## begin INPUT MATERIAL
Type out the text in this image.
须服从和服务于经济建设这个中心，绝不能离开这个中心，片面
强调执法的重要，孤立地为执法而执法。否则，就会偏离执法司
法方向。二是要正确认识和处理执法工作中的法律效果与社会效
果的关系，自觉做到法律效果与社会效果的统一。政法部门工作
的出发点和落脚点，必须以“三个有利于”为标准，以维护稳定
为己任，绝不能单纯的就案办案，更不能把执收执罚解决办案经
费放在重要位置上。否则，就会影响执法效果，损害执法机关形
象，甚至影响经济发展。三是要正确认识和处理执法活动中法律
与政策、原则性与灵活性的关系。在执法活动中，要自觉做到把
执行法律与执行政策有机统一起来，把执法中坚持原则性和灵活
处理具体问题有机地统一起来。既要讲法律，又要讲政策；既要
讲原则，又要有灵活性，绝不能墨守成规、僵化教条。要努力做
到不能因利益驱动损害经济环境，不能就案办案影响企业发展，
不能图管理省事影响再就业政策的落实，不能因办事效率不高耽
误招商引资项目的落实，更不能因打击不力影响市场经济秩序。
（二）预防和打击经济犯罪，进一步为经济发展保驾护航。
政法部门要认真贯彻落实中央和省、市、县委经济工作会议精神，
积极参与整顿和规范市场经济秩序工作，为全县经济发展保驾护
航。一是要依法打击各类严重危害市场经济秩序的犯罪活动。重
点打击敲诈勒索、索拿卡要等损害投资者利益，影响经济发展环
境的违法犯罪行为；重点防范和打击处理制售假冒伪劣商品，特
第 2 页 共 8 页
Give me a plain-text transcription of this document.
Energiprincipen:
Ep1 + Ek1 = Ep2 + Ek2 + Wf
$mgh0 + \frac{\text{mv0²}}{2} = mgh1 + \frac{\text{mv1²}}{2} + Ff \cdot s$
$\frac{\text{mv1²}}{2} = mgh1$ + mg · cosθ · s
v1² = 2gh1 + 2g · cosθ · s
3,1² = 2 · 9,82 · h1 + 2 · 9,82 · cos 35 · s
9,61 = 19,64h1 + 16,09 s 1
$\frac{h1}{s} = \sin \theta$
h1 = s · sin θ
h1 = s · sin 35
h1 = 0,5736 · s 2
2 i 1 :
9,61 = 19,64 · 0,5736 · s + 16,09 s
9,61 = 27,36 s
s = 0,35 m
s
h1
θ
## end INPUT MATERIAL
- EXERCISE TASK -
Take every line from the data above that holds "text" and copy it out.

- RESPONSE -
Type out the text in this image.
Give me a plain-text transcription of this document.
$mgh0 + \frac{\text{mv0²}}{2} = mgh1 + \frac{\text{mv1²}}{2} + Ff \cdot s$
$\frac{\text{mv1²}}{2} = mgh1$ + mg · cosθ · s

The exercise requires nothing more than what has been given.